**WHAT YOU ARE ASKED TO DO:**
Copy out the lines below word for word, keeping every character the same.

## START RECORDS FOR THE EXERCISE

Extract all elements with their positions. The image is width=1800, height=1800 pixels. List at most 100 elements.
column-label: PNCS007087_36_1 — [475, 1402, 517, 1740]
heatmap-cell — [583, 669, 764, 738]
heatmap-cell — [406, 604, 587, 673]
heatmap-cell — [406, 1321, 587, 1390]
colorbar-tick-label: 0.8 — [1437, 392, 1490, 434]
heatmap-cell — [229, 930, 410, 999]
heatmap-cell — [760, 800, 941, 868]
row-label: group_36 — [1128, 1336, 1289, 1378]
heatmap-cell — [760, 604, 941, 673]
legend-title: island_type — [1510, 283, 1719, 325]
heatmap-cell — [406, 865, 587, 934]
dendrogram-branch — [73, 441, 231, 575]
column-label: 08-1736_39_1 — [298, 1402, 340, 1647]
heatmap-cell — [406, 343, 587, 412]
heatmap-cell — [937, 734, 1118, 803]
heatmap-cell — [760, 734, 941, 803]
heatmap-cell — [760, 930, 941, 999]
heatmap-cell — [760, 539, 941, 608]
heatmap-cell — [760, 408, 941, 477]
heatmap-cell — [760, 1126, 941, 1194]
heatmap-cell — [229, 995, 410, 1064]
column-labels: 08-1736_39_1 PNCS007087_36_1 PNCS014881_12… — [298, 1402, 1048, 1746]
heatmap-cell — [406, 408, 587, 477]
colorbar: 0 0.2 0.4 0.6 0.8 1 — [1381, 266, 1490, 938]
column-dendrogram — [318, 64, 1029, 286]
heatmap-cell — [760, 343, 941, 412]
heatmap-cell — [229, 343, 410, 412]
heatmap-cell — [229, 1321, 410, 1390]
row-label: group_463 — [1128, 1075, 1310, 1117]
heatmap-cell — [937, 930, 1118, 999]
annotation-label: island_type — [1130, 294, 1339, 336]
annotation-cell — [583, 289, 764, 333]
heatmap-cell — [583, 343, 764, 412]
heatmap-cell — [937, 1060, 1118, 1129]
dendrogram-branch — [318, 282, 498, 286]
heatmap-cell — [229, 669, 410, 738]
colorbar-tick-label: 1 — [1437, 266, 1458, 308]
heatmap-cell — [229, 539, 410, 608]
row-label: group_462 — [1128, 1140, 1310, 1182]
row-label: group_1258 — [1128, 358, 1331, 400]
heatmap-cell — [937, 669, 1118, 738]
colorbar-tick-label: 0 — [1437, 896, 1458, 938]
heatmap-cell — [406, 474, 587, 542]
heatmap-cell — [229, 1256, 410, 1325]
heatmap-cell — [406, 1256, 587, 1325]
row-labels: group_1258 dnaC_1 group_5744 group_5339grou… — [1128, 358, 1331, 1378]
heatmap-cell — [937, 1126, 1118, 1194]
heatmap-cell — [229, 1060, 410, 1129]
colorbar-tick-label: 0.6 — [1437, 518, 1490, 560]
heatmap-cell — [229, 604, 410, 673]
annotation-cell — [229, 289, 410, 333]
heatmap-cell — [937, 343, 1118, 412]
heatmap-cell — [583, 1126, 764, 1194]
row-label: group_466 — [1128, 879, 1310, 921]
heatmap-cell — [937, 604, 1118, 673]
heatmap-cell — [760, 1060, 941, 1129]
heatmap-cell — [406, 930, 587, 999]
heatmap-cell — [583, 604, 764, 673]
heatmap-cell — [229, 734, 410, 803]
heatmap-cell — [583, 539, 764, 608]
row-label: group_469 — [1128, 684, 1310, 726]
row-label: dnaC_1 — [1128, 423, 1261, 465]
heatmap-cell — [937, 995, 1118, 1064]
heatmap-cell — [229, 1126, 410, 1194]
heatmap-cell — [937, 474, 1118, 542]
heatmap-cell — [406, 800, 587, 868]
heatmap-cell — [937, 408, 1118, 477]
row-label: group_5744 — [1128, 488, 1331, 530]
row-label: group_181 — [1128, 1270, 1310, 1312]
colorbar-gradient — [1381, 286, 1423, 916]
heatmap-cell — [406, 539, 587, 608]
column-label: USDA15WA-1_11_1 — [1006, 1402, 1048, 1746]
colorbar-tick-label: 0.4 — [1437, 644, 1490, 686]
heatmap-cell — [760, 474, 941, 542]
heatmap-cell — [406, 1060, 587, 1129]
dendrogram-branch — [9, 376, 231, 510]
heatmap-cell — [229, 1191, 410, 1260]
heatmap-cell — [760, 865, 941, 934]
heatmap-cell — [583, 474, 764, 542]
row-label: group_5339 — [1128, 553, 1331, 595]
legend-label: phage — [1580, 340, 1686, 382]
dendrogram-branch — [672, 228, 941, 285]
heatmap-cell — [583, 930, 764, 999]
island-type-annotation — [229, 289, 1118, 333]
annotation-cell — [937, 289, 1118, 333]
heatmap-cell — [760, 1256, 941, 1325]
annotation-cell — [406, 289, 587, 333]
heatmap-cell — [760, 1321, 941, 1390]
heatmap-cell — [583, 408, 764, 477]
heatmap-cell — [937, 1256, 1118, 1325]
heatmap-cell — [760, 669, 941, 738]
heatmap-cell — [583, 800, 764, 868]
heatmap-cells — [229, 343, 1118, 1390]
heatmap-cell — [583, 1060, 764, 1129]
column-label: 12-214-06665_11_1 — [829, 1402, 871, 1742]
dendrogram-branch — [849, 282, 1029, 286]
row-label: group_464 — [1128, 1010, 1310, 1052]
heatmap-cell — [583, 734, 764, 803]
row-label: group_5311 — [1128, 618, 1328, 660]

## END RECORDS FOR THE EXERCISE

**ANSWER IN FULL:**
Extract all elements with their positions. The image is width=1800, height=1800 pixels. List at most 100 elements.
column-label: PNCS007087_36_1 — [475, 1402, 517, 1740]
heatmap-cell — [583, 669, 764, 738]
heatmap-cell — [406, 604, 587, 673]
heatmap-cell — [406, 1321, 587, 1390]
colorbar-tick-label: 0.8 — [1437, 392, 1490, 434]
heatmap-cell — [229, 930, 410, 999]
heatmap-cell — [760, 800, 941, 868]
row-label: group_36 — [1128, 1336, 1289, 1378]
heatmap-cell — [760, 604, 941, 673]
legend-title: island_type — [1510, 283, 1719, 325]
heatmap-cell — [406, 865, 587, 934]
dendrogram-branch — [73, 441, 231, 575]
column-label: 08-1736_39_1 — [298, 1402, 340, 1647]
heatmap-cell — [406, 343, 587, 412]
heatmap-cell — [937, 734, 1118, 803]
heatmap-cell — [760, 734, 941, 803]
heatmap-cell — [760, 930, 941, 999]
heatmap-cell — [760, 539, 941, 608]
heatmap-cell — [760, 408, 941, 477]
heatmap-cell — [760, 1126, 941, 1194]
heatmap-cell — [229, 995, 410, 1064]
column-labels: 08-1736_39_1 PNCS007087_36_1 PNCS014881_12… — [298, 1402, 1048, 1746]
heatmap-cell — [406, 408, 587, 477]
colorbar: 0 0.2 0.4 0.6 0.8 1 — [1381, 266, 1490, 938]
column-dendrogram — [318, 64, 1029, 286]
heatmap-cell — [760, 343, 941, 412]
heatmap-cell — [229, 343, 410, 412]
heatmap-cell — [229, 1321, 410, 1390]
row-label: group_463 — [1128, 1075, 1310, 1117]
heatmap-cell — [937, 930, 1118, 999]
annotation-label: island_type — [1130, 294, 1339, 336]
annotation-cell — [583, 289, 764, 333]
heatmap-cell — [583, 343, 764, 412]
heatmap-cell — [937, 1060, 1118, 1129]
dendrogram-branch — [318, 282, 498, 286]
heatmap-cell — [229, 669, 410, 738]
colorbar-tick-label: 1 — [1437, 266, 1458, 308]
heatmap-cell — [229, 539, 410, 608]
row-label: group_462 — [1128, 1140, 1310, 1182]
row-label: group_1258 — [1128, 358, 1331, 400]
heatmap-cell — [937, 669, 1118, 738]
colorbar-tick-label: 0 — [1437, 896, 1458, 938]
heatmap-cell — [406, 474, 587, 542]
heatmap-cell — [229, 1256, 410, 1325]
heatmap-cell — [406, 1256, 587, 1325]
row-labels: group_1258 dnaC_1 group_5744 group_5339grou… — [1128, 358, 1331, 1378]
heatmap-cell — [937, 1126, 1118, 1194]
heatmap-cell — [229, 1060, 410, 1129]
colorbar-tick-label: 0.6 — [1437, 518, 1490, 560]
heatmap-cell — [229, 604, 410, 673]
annotation-cell — [229, 289, 410, 333]
heatmap-cell — [937, 343, 1118, 412]
heatmap-cell — [583, 1126, 764, 1194]
row-label: group_466 — [1128, 879, 1310, 921]
heatmap-cell — [937, 604, 1118, 673]
heatmap-cell — [760, 1060, 941, 1129]
heatmap-cell — [406, 930, 587, 999]
heatmap-cell — [583, 604, 764, 673]
heatmap-cell — [229, 734, 410, 803]
heatmap-cell — [583, 539, 764, 608]
row-label: group_469 — [1128, 684, 1310, 726]
row-label: dnaC_1 — [1128, 423, 1261, 465]
heatmap-cell — [937, 995, 1118, 1064]
heatmap-cell — [229, 1126, 410, 1194]
heatmap-cell — [937, 474, 1118, 542]
heatmap-cell — [406, 800, 587, 868]
heatmap-cell — [937, 408, 1118, 477]
row-label: group_5744 — [1128, 488, 1331, 530]
row-label: group_181 — [1128, 1270, 1310, 1312]
colorbar-gradient — [1381, 286, 1423, 916]
heatmap-cell — [406, 539, 587, 608]
column-label: USDA15WA-1_11_1 — [1006, 1402, 1048, 1746]
colorbar-tick-label: 0.4 — [1437, 644, 1490, 686]
heatmap-cell — [760, 474, 941, 542]
heatmap-cell — [406, 1060, 587, 1129]
dendrogram-branch — [9, 376, 231, 510]
heatmap-cell — [229, 1191, 410, 1260]
heatmap-cell — [760, 865, 941, 934]
heatmap-cell — [583, 474, 764, 542]
row-label: group_5339 — [1128, 553, 1331, 595]
legend-label: phage — [1580, 340, 1686, 382]
dendrogram-branch — [672, 228, 941, 285]
heatmap-cell — [583, 930, 764, 999]
island-type-annotation — [229, 289, 1118, 333]
annotation-cell — [937, 289, 1118, 333]
heatmap-cell — [760, 1256, 941, 1325]
annotation-cell — [406, 289, 587, 333]
heatmap-cell — [760, 1321, 941, 1390]
heatmap-cell — [583, 408, 764, 477]
heatmap-cell — [937, 1256, 1118, 1325]
heatmap-cell — [760, 669, 941, 738]
heatmap-cell — [583, 800, 764, 868]
heatmap-cells — [229, 343, 1118, 1390]
heatmap-cell — [583, 1060, 764, 1129]
column-label: 12-214-06665_11_1 — [829, 1402, 871, 1742]
dendrogram-branch — [849, 282, 1029, 286]
row-label: group_464 — [1128, 1010, 1310, 1052]
heatmap-cell — [583, 734, 764, 803]
row-label: group_5311 — [1128, 618, 1328, 660]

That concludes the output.